Begin Exercise material
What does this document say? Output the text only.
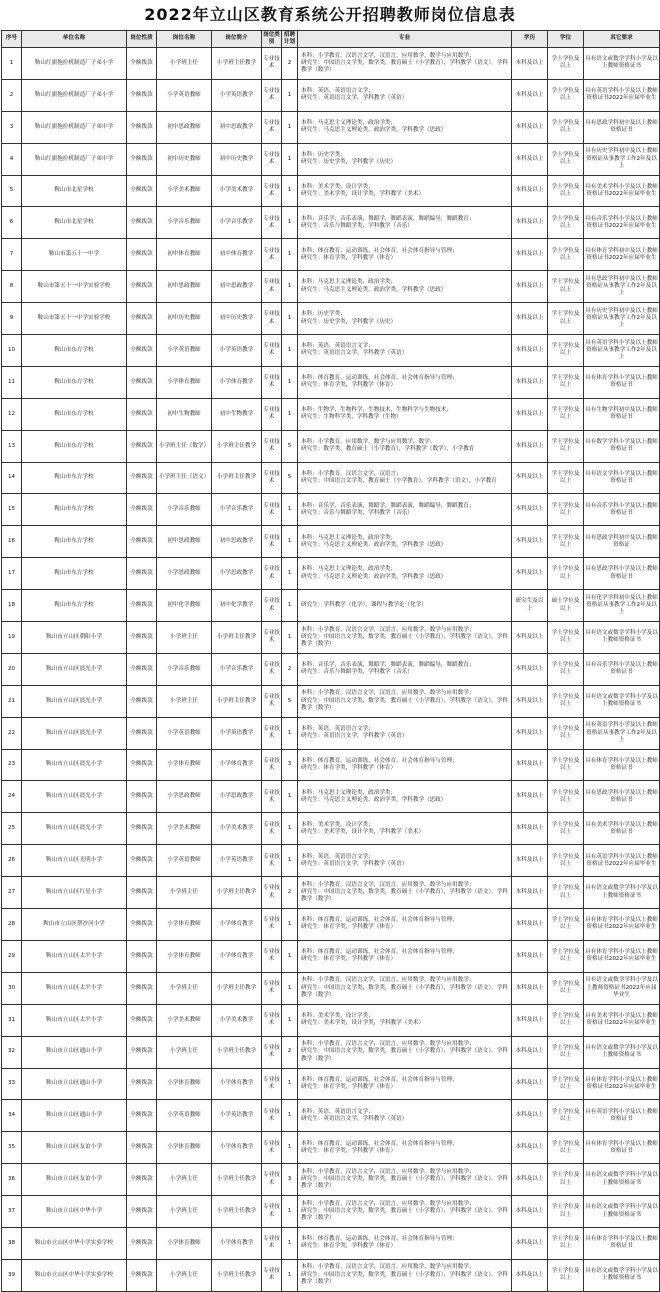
2022年立山区教育系统公开招聘教师岗位信息表
序号	单位名称	岗位性质	岗位名称	岗位简介	岗位类别	招聘计划	专业	学历	学位	其它要求
1	鞍山红旗拖拉机制造厂子弟小学	全额拨款	小学班主任	小学班主任教学	专业技术	2	本科：小学教育，汉语言文学，汉语言，应用数学，数学与应用数学；
研究生：中国语言文学类，数学类，教育硕士（小学教育），学科教学（语文），学科教学（数学）	本科及以上	学士学位及以上	具有语文或数学学科小学及以上教师资格证书
2	鞍山红旗拖拉机制造厂子弟小学	全额拨款	小学英语教师	小学英语教学	专业技术	1	本科：英语，英语语言文学；
研究生：英语语言文学，学科教学（英语）	本科及以上	学士学位及以上	具有英语学科小学及以上教师资格证书2022年应届毕业生
3	鞍山红旗拖拉机制造厂子弟中学	全额拨款	初中思政教师	初中思政教学	专业技术	1	本科：马克思主义理论类，政治学类；
研究生：马克思主义理论类，政治学类，学科教学（思政）	本科及以上	学士学位及以上	具有思政学科初中及以上教师资格证书
4	鞍山红旗拖拉机制造厂子弟中学	全额拨款	初中历史教师	初中历史教学	专业技术	1	本科：历史学类；
研究生：历史学类，学科教学（历史）	本科及以上	学士学位及以上	具有历史学科初中及以上教师资格证从事教学工作2年及以上
5	鞍山市北星学校	全额拨款	小学美术教师	小学美术教学	专业技术	1	本科：美术学类，设计学类；
研究生：美术学类，设计学类，学科教学（美术）	本科及以上	学士学位及以上	具有美术学科小学及以上教师资格证书2022年应届毕业生
6	鞍山市北星学校	全额拨款	小学音乐教师	小学音乐教学	专业技术	1	本科：音乐学，音乐表演，舞蹈学，舞蹈表演，舞蹈编导，舞蹈教育；
研究生：音乐与舞蹈学类，学科教学（音乐）	本科及以上	学士学位及以上	具有音乐学科小学及以上教师资格证书2022年应届毕业生
7	鞍山市第五十一中学	全额拨款	初中体育教师	初中体育教学	专业技术	1	本科：体育教育，运动训练，社会体育，社会体育指导与管理；
研究生：体育学类，学科教学（体育）	本科及以上	学士学位及以上	具有体育学科初中及以上教师资格证书2022年应届毕业生
8	鞍山市第五十一中学实验学校	全额拨款	初中思政教师	初中思政教学	专业技术	1	本科：马克思主义理论类，政治学类；
研究生：马克思主义理论类，政治学类，学科教学（思政）	本科及以上	学士学位及以上	具有思政学科初中及以上教师资格证从事教学工作2年及以上
9	鞍山市第五十一中学实验学校	全额拨款	初中历史教师	初中历史教学	专业技术	1	本科：历史学类；
研究生：历史学类，学科教学（历史）	本科及以上	学士学位及以上	具有历史学科初中及以上教师资格证从事教学工作2年及以上
10	鞍山市东方学校	全额拨款	小学英语教师	小学英语教学	专业技术	1	本科：英语，英语语言文学；
研究生：英语语言文学，学科教学（英语）	本科及以上	学士学位及以上	具有英语学科小学及以上教师资格证从事教学工作2年及以上
11	鞍山市东方学校	全额拨款	小学体育教师	小学体育教学	专业技术	1	本科：体育教育，运动训练，社会体育，社会体育指导与管理；
研究生：体育学类，学科教学（体育）	本科及以上	学士学位及以上	具有体育学科小学及以上教师资格证书
12	鞍山市东方学校	全额拨款	初中生物教师	初中生物教学	专业技术	1	本科：生物学，生物科学，生物技术，生物科学与生物技术；
研究生：生物科学类，学科教学（生物）	本科及以上	学士学位及以上	具有生物学科初中及以上教师资格证书
13	鞍山市东方学校	全额拨款	小学班主任（数学）	小学班主任教学	专业技术	5	本科：小学教育，应用数学，数学与应用数学，数学；
研究生：数学类，教育硕士（小学教育），学科教学（数学），小学教育	本科及以上	学士学位及以上	具有数学学科小学及以上教师资格证书
14	鞍山市东方学校	全额拨款	小学班主任（语文）	小学班主任教学	专业技术	5	本科：小学教育，汉语言文学，汉语言；
研究生：中国语言文学类，教育硕士（小学教育），学科教学（语文），小学教育	本科及以上	学士学位及以上	具有语文学科小学及以上教师资格证书
15	鞍山市东方学校	全额拨款	小学音乐教师	小学音乐教学	专业技术	1	本科：音乐学，音乐表演，舞蹈学，舞蹈表演，舞蹈编导，舞蹈教育；
研究生：音乐与舞蹈学类，学科教学（音乐）	本科及以上	学士学位及以上	具有音乐学科小学及以上教师资格证书
16	鞍山市东方学校	全额拨款	初中思政教师	初中思政教学	专业技术	1	本科：马克思主义理论类，政治学类；
研究生：马克思主义理论类，政治学类，学科教学（思政）	本科及以上	学士学位及以上	具有思政学科初中及以上教师资格证
17	鞍山市东方学校	全额拨款	小学思政教师	小学思政教学	专业技术	1	本科：马克思主义理论类，政治学类；
研究生：马克思主义理论类，政治学类，学科教学（思政）	本科及以上	学士学位及以上	具有思政学科小学及以上教师资格证书
18	鞍山市东方学校	全额拨款	初中化学教师	初中化学教学	专业技术	1	研究生：学科教学（化学），课程与教学论（化学）	研究生及以上	硕士学位及以上	具有化学学科初中及以上教师资格证从事教学工作2年及以上
19	鞍山市立山区朝阳小学	全额拨款	小学班主任	小学班主任教学	专业技术	1	本科：小学教育，汉语言文学，汉语言，应用数学，数学与应用数学；
研究生：中国语言文学类，数学类，教育硕士（小学教育），学科教学（语文），学科教学（数学）	本科及以上	学士学位及以上	具有语文或数学学科小学及以上教师资格证书
20	鞍山市立山区晨光小学	全额拨款	小学音乐教师	小学音乐教学	专业技术	2	本科：音乐学，音乐表演，舞蹈学，舞蹈表演，舞蹈编导，舞蹈教育；
研究生：音乐与舞蹈学类，学科教学（音乐）	本科及以上	学士学位及以上	具有音乐学科小学及以上教师资格证书
21	鞍山市立山区晨光小学	全额拨款	小学班主任	小学班主任教学	专业技术	5	本科：小学教育，汉语言文学，汉语言，应用数学，数学与应用数学；
研究生：中国语言文学类，数学类，教育硕士（小学教育），学科教学（语文），学科教学（数学）	本科及以上	学士学位及以上	具有语文或数学学科小学及以上教师资格证书
22	鞍山市立山区晨光小学	全额拨款	小学英语教师	小学英语教学	专业技术	1	本科：英语，英语语言文学；
研究生：英语语言文学，学科教学（英语）	本科及以上	学士学位及以上	具有英语学科小学及以上教师资格证从事教学工作2年及以上
23	鞍山市立山区晨光小学	全额拨款	小学体育教师	小学体育教学	专业技术	3	本科：体育教育，运动训练，社会体育，社会体育指导与管理；
研究生：体育学类，学科教学（体育）	本科及以上	学士学位及以上	具有体育学科小学及以上教师资格证书
24	鞍山市立山区晨光小学	全额拨款	小学思政教师	小学思政教学	专业技术	1	本科：马克思主义理论类，政治学类；
研究生：马克思主义理论类，政治学类，学科教学（思政）	本科及以上	学士学位及以上	具有思政学科小学及以上教师资格证书
25	鞍山市立山区晨光小学	全额拨款	小学美术教师	小学美术教学	专业技术	1	本科：美术学类，设计学类；
研究生：美术学类，设计学类，学科教学（美术）	本科及以上	学士学位及以上	具有美术学科小学及以上教师资格证书
26	鞍山市立山区光明小学	全额拨款	小学英语教师	小学英语教学	专业技术	1	本科：英语，英语语言文学；
研究生：英语语言文学，学科教学（英语）	本科及以上	学士学位及以上	具有英语学科小学及以上教师资格证书2022年应届毕业生
27	鞍山市立山区红星小学	全额拨款	小学班主任	小学班主任教学	专业技术	2	本科：小学教育，汉语言文学，汉语言，应用数学，数学与应用数学；
研究生：中国语言文学类，数学类，教育硕士（小学教育），学科教学（语文），学科教学（数学）	本科及以上	学士学位及以上	具有语文或数学学科小学及以上教师资格证书
28	鞍山市立山区帮沙河小学	全额拨款	小学体育教师	小学体育教学	专业技术	1	本科：体育教育，运动训练，社会体育，社会体育指导与管理；
研究生：体育学类，学科教学（体育）	本科及以上	学士学位及以上	具有体育学科小学及以上教师资格证书2022年应届毕业生
29	鞍山市立山区太平小学	全额拨款	小学体育教师	小学体育教学	专业技术	1	本科：体育教育，运动训练，社会体育，社会体育指导与管理；
研究生：体育学类，学科教学（体育）	本科及以上	学士学位及以上	具有体育学科小学及以上教师资格证书2022年应届毕业生
30	鞍山市立山区太平小学	全额拨款	小学班主任	小学班主任教学	专业技术	1	本科：小学教育，汉语言文学，汉语言，应用数学，数学与应用数学；
研究生：中国语言文学类，数学类，教育硕士（小学教育），学科教学（语文），学科教学（数学）	本科及以上	学士学位及以上	具有语文或数学学科小学及以上教师资格证书2022年应届毕业生
31	鞍山市立山区太平小学	全额拨款	小学美术教师	小学美术教学	专业技术	1	本科：美术学类，设计学类；
研究生：美术学类，设计学类，学科教学（美术）	本科及以上	学士学位及以上	具有美术学科小学及以上教师资格证书2022年应届毕业生
32	鞍山市立山区通山小学	全额拨款	小学班主任	小学班主任教学	专业技术	2	本科：小学教育，汉语言文学，汉语言，应用数学，数学与应用数学；
研究生：中国语言文学类，数学类，教育硕士（小学教育），学科教学（语文），学科教学（数学）	本科及以上	学士学位及以上	具有语文或数学学科小学及以上教师资格证书
33	鞍山市立山区通山小学	全额拨款	小学体育教师	小学体育教学	专业技术	1	本科：体育教育，运动训练，社会体育，社会体育指导与管理；
研究生：体育学类，学科教学（体育）	本科及以上	学士学位及以上	具有体育学科小学及以上教师资格证书2022年应届毕业生
34	鞍山市立山区通山小学	全额拨款	小学英语教师	小学英语教学	专业技术	1	本科：英语，英语语言文学；
研究生：英语语言文学，学科教学（英语）	本科及以上	学士学位及以上	具有英语学科小学及以上教师资格证书
35	鞍山市立山区友谊小学	全额拨款	小学体育教师	小学体育教学	专业技术	1	本科：体育教育，运动训练，社会体育，社会体育指导与管理；
研究生：体育学类，学科教学（体育）	本科及以上	学士学位及以上	具有体育学科小学及以上教师资格证书
36	鞍山市立山区友谊小学	全额拨款	小学班主任	小学班主任教学	专业技术	3	本科：小学教育，汉语言文学，汉语言，应用数学，数学与应用数学；
研究生：中国语言文学类，数学类，教育硕士（小学教育），学科教学（语文），学科教学（数学）	本科及以上	学士学位及以上	具有语文或数学学科小学及以上教师资格证书
37	鞍山市立山区中华小学	全额拨款	小学班主任	小学班主任教学	专业技术	1	本科：小学教育，汉语言文学，汉语言，应用数学，数学与应用数学；
研究生：中国语言文学类，数学类，教育硕士（小学教育），学科教学（语文），学科教学（数学）	本科及以上	学士学位及以上	具有语文或数学学科小学及以上教师资格证书
38	鞍山市立山区中华小学实验学校	全额拨款	小学体育教师	小学体育教学	专业技术	1	本科：体育教育，运动训练，社会体育，社会体育指导与管理；
研究生：体育学类，学科教学（体育）	本科及以上	学士学位及以上	具有体育学科小学及以上教师资格证书
39	鞍山市立山区中华小学实验学校	全额拨款	小学班主任	小学班主任教学	专业技术	1	本科：小学教育，汉语言文学，汉语言，应用数学，数学与应用数学；
研究生：中国语言文学类，数学类，教育硕士（小学教育），学科教学（语文），学科教学（数学）	本科及以上	学士学位及以上	具有语文或数学学科小学及以上教师资格证书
End Exercise material
Do this
Pick out, from the lines above, every one that contains the string "汉语言文学".

Correct output
1	鞍山红旗拖拉机制造厂子弟小学	全额拨款	小学班主任	小学班主任教学	专业技术	2	本科：小学教育，汉语言文学，汉语言，应用数学，数学与应用数学；
14	鞍山市东方学校	全额拨款	小学班主任（语文）	小学班主任教学	专业技术	5	本科：小学教育，汉语言文学，汉语言；
19	鞍山市立山区朝阳小学	全额拨款	小学班主任	小学班主任教学	专业技术	1	本科：小学教育，汉语言文学，汉语言，应用数学，数学与应用数学；
21	鞍山市立山区晨光小学	全额拨款	小学班主任	小学班主任教学	专业技术	5	本科：小学教育，汉语言文学，汉语言，应用数学，数学与应用数学；
27	鞍山市立山区红星小学	全额拨款	小学班主任	小学班主任教学	专业技术	2	本科：小学教育，汉语言文学，汉语言，应用数学，数学与应用数学；
30	鞍山市立山区太平小学	全额拨款	小学班主任	小学班主任教学	专业技术	1	本科：小学教育，汉语言文学，汉语言，应用数学，数学与应用数学；
32	鞍山市立山区通山小学	全额拨款	小学班主任	小学班主任教学	专业技术	2	本科：小学教育，汉语言文学，汉语言，应用数学，数学与应用数学；
36	鞍山市立山区友谊小学	全额拨款	小学班主任	小学班主任教学	专业技术	3	本科：小学教育，汉语言文学，汉语言，应用数学，数学与应用数学；
37	鞍山市立山区中华小学	全额拨款	小学班主任	小学班主任教学	专业技术	1	本科：小学教育，汉语言文学，汉语言，应用数学，数学与应用数学；
39	鞍山市立山区中华小学实验学校	全额拨款	小学班主任	小学班主任教学	专业技术	1	本科：小学教育，汉语言文学，汉语言，应用数学，数学与应用数学；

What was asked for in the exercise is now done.